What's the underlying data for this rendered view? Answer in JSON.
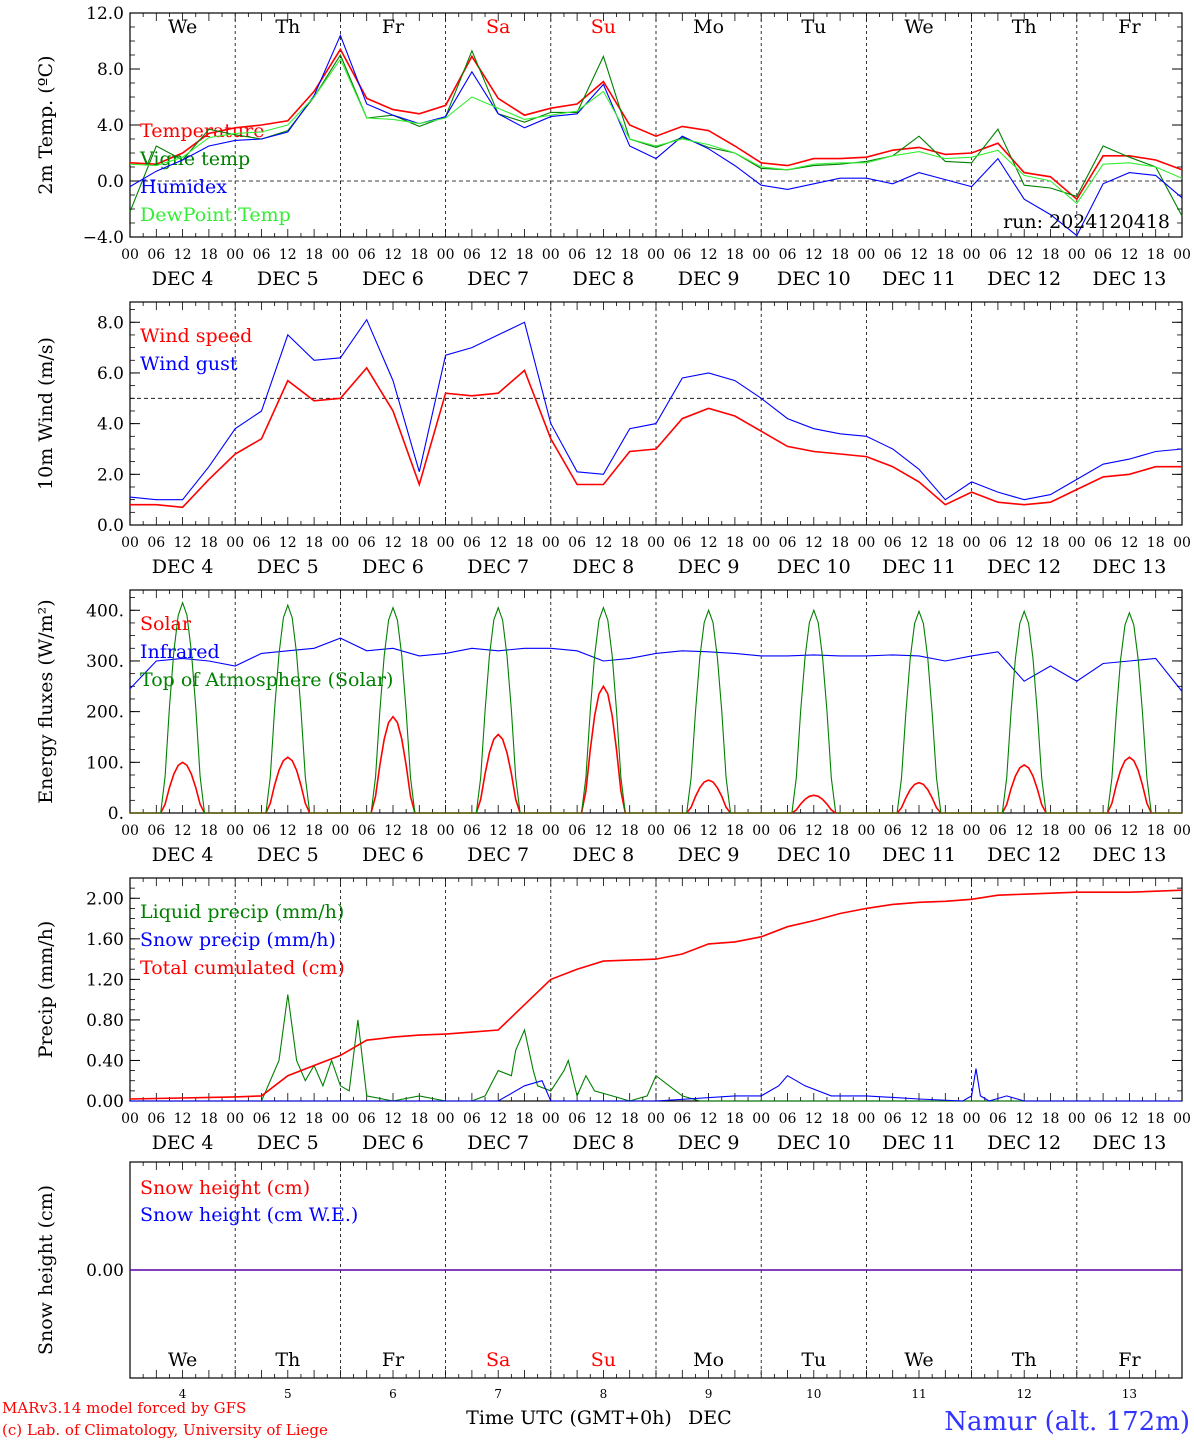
{
  "station_label": "Namur (alt. 172m)",
  "run_label": "run: 2024120418",
  "credits": [
    "MARv3.14 model forced by GFS",
    "(c) Lab. of Climatology, University of Liege"
  ],
  "xaxis_label": "Time UTC (GMT+0h)",
  "month_label": "DEC",
  "days": [
    "DEC 4",
    "DEC 5",
    "DEC 6",
    "DEC 7",
    "DEC 8",
    "DEC 9",
    "DEC 10",
    "DEC 11",
    "DEC 12",
    "DEC 13"
  ],
  "day_numbers": [
    "4",
    "5",
    "6",
    "7",
    "8",
    "9",
    "10",
    "11",
    "12",
    "13"
  ],
  "weekdays": [
    "We",
    "Th",
    "Fr",
    "Sa",
    "Su",
    "Mo",
    "Tu",
    "We",
    "Th",
    "Fr"
  ],
  "hour_ticks": [
    "00",
    "06",
    "12",
    "18"
  ],
  "end_tick": "00",
  "colors": {
    "weekday": "#000000",
    "weekend": "#ff0000",
    "red": "#ff0000",
    "darkgreen": "#008000",
    "blue": "#0000ff",
    "lightgreen": "#33ee33",
    "station": "#3333ff"
  },
  "chart_data": [
    {
      "type": "line",
      "ylabel": "2m Temp. (ºC)",
      "ylim": [
        -4,
        12
      ],
      "yticks": [
        "-4.0",
        "0.0",
        "4.0",
        "8.0",
        "12.0"
      ],
      "reference_line": 0,
      "x_unit": "hours since DEC 4 00 UTC",
      "x": [
        0,
        6,
        12,
        18,
        24,
        30,
        36,
        42,
        48,
        54,
        60,
        66,
        72,
        78,
        84,
        90,
        96,
        102,
        108,
        114,
        120,
        126,
        132,
        138,
        144,
        150,
        156,
        162,
        168,
        174,
        180,
        186,
        192,
        198,
        204,
        210,
        216,
        222,
        228,
        234,
        240
      ],
      "series": [
        {
          "name": "Temperature",
          "color": "red",
          "values": [
            1.3,
            1.2,
            2.0,
            3.4,
            3.8,
            4.0,
            4.3,
            6.4,
            9.4,
            5.9,
            5.1,
            4.8,
            5.4,
            8.9,
            5.9,
            4.7,
            5.2,
            5.5,
            7.1,
            4.0,
            3.2,
            3.9,
            3.6,
            2.5,
            1.3,
            1.1,
            1.6,
            1.6,
            1.7,
            2.2,
            2.4,
            1.9,
            2.0,
            2.7,
            0.6,
            0.3,
            -1.3,
            1.8,
            1.8,
            1.5,
            0.8
          ]
        },
        {
          "name": "Vigne temp",
          "color": "darkgreen",
          "values": [
            -2.2,
            2.5,
            1.5,
            3.7,
            3.3,
            3.0,
            3.6,
            6.0,
            9.0,
            4.5,
            4.7,
            3.9,
            4.6,
            9.3,
            4.8,
            4.2,
            4.9,
            4.9,
            8.9,
            3.0,
            2.4,
            3.1,
            2.4,
            2.0,
            0.9,
            0.8,
            1.1,
            1.2,
            1.4,
            1.8,
            3.2,
            1.4,
            1.3,
            3.7,
            -0.3,
            -0.5,
            -1.1,
            2.5,
            1.7,
            1.0,
            -2.5
          ]
        },
        {
          "name": "Humidex",
          "color": "blue",
          "values": [
            -0.4,
            0.7,
            1.5,
            2.5,
            2.9,
            3.0,
            3.5,
            6.1,
            10.4,
            5.5,
            4.7,
            4.1,
            4.6,
            7.8,
            4.8,
            3.8,
            4.6,
            4.8,
            6.9,
            2.5,
            1.6,
            3.2,
            2.3,
            1.1,
            -0.3,
            -0.6,
            -0.2,
            0.2,
            0.2,
            -0.2,
            0.6,
            0.1,
            -0.4,
            1.6,
            -1.3,
            -2.4,
            -3.9,
            -0.2,
            0.6,
            0.4,
            -1.2
          ]
        },
        {
          "name": "DewPoint Temp",
          "color": "lightgreen",
          "values": [
            1.2,
            1.1,
            1.7,
            3.1,
            3.4,
            3.5,
            4.0,
            6.0,
            8.7,
            4.5,
            4.4,
            4.1,
            4.5,
            6.0,
            5.2,
            4.4,
            4.7,
            5.0,
            6.4,
            3.0,
            2.5,
            3.0,
            2.6,
            2.0,
            1.0,
            0.8,
            1.2,
            1.3,
            1.3,
            1.8,
            2.1,
            1.6,
            1.7,
            2.2,
            0.4,
            0.0,
            -1.6,
            1.2,
            1.3,
            1.0,
            0.2
          ]
        }
      ]
    },
    {
      "type": "line",
      "ylabel": "10m Wind (m/s)",
      "ylim": [
        0,
        8.8
      ],
      "yticks": [
        "0.0",
        "2.0",
        "4.0",
        "6.0",
        "8.0"
      ],
      "reference_line": 5,
      "x_unit": "hours since DEC 4 00 UTC",
      "x": [
        0,
        6,
        12,
        18,
        24,
        30,
        36,
        42,
        48,
        54,
        60,
        66,
        72,
        78,
        84,
        90,
        96,
        102,
        108,
        114,
        120,
        126,
        132,
        138,
        144,
        150,
        156,
        162,
        168,
        174,
        180,
        186,
        192,
        198,
        204,
        210,
        216,
        222,
        228,
        234,
        240
      ],
      "series": [
        {
          "name": "Wind speed",
          "color": "red",
          "values": [
            0.8,
            0.8,
            0.7,
            1.8,
            2.8,
            3.4,
            5.7,
            4.9,
            5.0,
            6.2,
            4.5,
            1.6,
            5.2,
            5.1,
            5.2,
            6.1,
            3.4,
            1.6,
            1.6,
            2.9,
            3.0,
            4.2,
            4.6,
            4.3,
            3.7,
            3.1,
            2.9,
            2.8,
            2.7,
            2.3,
            1.7,
            0.8,
            1.3,
            0.9,
            0.8,
            0.9,
            1.4,
            1.9,
            2.0,
            2.3,
            2.3
          ]
        },
        {
          "name": "Wind gust",
          "color": "blue",
          "values": [
            1.1,
            1.0,
            1.0,
            2.3,
            3.8,
            4.5,
            7.5,
            6.5,
            6.6,
            8.1,
            5.7,
            2.1,
            6.7,
            7.0,
            7.5,
            8.0,
            4.0,
            2.1,
            2.0,
            3.8,
            4.0,
            5.8,
            6.0,
            5.7,
            5.0,
            4.2,
            3.8,
            3.6,
            3.5,
            3.0,
            2.2,
            1.0,
            1.7,
            1.3,
            1.0,
            1.2,
            1.8,
            2.4,
            2.6,
            2.9,
            3.0
          ]
        }
      ]
    },
    {
      "type": "line",
      "ylabel": "Energy fluxes (W/m²)",
      "ylim": [
        0,
        440
      ],
      "yticks": [
        "0.",
        "100.",
        "200.",
        "300.",
        "400."
      ],
      "x_unit": "hours since DEC 4 00 UTC",
      "series": [
        {
          "name": "Solar",
          "color": "red",
          "day_peaks": [
            100,
            110,
            190,
            155,
            250,
            65,
            35,
            60,
            95,
            110
          ]
        },
        {
          "name": "Infrared",
          "color": "blue",
          "x": [
            0,
            6,
            12,
            18,
            24,
            30,
            36,
            42,
            48,
            54,
            60,
            66,
            72,
            78,
            84,
            90,
            96,
            102,
            108,
            114,
            120,
            126,
            132,
            138,
            144,
            150,
            156,
            162,
            168,
            174,
            180,
            186,
            192,
            198,
            204,
            210,
            216,
            222,
            228,
            234,
            240
          ],
          "values": [
            245,
            300,
            305,
            300,
            290,
            315,
            320,
            325,
            345,
            320,
            325,
            310,
            315,
            325,
            320,
            325,
            325,
            320,
            300,
            305,
            315,
            320,
            318,
            315,
            310,
            310,
            312,
            310,
            310,
            312,
            310,
            300,
            310,
            318,
            260,
            290,
            260,
            295,
            300,
            305,
            240
          ]
        },
        {
          "name": "Top of Atmosphere (Solar)",
          "color": "darkgreen",
          "day_peaks": [
            415,
            410,
            405,
            405,
            405,
            400,
            400,
            398,
            398,
            395
          ]
        }
      ]
    },
    {
      "type": "line",
      "ylabel": "Precip (mm/h)",
      "ylim": [
        0,
        2.2
      ],
      "yticks": [
        "0.00",
        "0.40",
        "0.80",
        "1.20",
        "1.60",
        "2.00"
      ],
      "x_unit": "hours since DEC 4 00 UTC",
      "series": [
        {
          "name": "Liquid precip (mm/h)",
          "color": "darkgreen",
          "x": [
            0,
            30,
            34,
            36,
            38,
            40,
            42,
            44,
            46,
            48,
            50,
            52,
            54,
            60,
            66,
            72,
            78,
            81,
            84,
            87,
            88,
            90,
            92,
            93,
            96,
            99,
            100,
            102,
            104,
            106,
            110,
            114,
            118,
            120,
            126,
            130,
            132,
            144,
            168,
            192,
            216,
            240
          ],
          "values": [
            0,
            0,
            0.4,
            1.05,
            0.4,
            0.2,
            0.35,
            0.15,
            0.4,
            0.15,
            0.1,
            0.8,
            0.05,
            0,
            0.05,
            0,
            0,
            0.05,
            0.3,
            0.25,
            0.5,
            0.7,
            0.3,
            0.15,
            0.1,
            0.3,
            0.4,
            0.05,
            0.25,
            0.1,
            0.05,
            0,
            0.05,
            0.25,
            0.05,
            0,
            0,
            0,
            0,
            0,
            0,
            0
          ]
        },
        {
          "name": "Snow precip (mm/h)",
          "color": "blue",
          "x": [
            0,
            84,
            90,
            94,
            96,
            120,
            138,
            144,
            148,
            150,
            154,
            160,
            168,
            180,
            190,
            192,
            193,
            194,
            196,
            200,
            204,
            240
          ],
          "values": [
            0,
            0,
            0.15,
            0.2,
            0,
            0,
            0.05,
            0.05,
            0.15,
            0.25,
            0.15,
            0.05,
            0.05,
            0.02,
            0,
            0.05,
            0.32,
            0.05,
            0,
            0.05,
            0,
            0
          ]
        },
        {
          "name": "Total cumulated (cm)",
          "color": "red",
          "x": [
            0,
            24,
            30,
            36,
            42,
            48,
            54,
            60,
            66,
            72,
            78,
            84,
            90,
            96,
            102,
            108,
            114,
            120,
            126,
            132,
            138,
            144,
            150,
            156,
            162,
            168,
            174,
            180,
            186,
            192,
            198,
            204,
            210,
            216,
            222,
            228,
            234,
            240
          ],
          "values": [
            0.02,
            0.04,
            0.05,
            0.25,
            0.35,
            0.45,
            0.6,
            0.63,
            0.65,
            0.66,
            0.68,
            0.7,
            0.95,
            1.2,
            1.3,
            1.38,
            1.39,
            1.4,
            1.45,
            1.55,
            1.57,
            1.62,
            1.72,
            1.78,
            1.85,
            1.9,
            1.94,
            1.96,
            1.97,
            1.99,
            2.03,
            2.04,
            2.05,
            2.06,
            2.06,
            2.06,
            2.07,
            2.08
          ]
        }
      ]
    },
    {
      "type": "line",
      "ylabel": "Snow height (cm)",
      "ylim": [
        -1,
        1
      ],
      "yticks": [
        "0.00"
      ],
      "x_unit": "hours since DEC 4 00 UTC",
      "series": [
        {
          "name": "Snow height (cm)",
          "color": "red",
          "x": [
            0,
            240
          ],
          "values": [
            0,
            0
          ]
        },
        {
          "name": "Snow height (cm W.E.)",
          "color": "blue",
          "x": [
            0,
            240
          ],
          "values": [
            0,
            0
          ]
        }
      ]
    }
  ]
}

▸ Directions
Within the listing above, find every line containing the string "Snow" and return it.

▸ Correct response
          "name": "Snow precip (mm/h)",
      "ylabel": "Snow height (cm)",
          "name": "Snow height (cm)",
          "name": "Snow height (cm W.E.)",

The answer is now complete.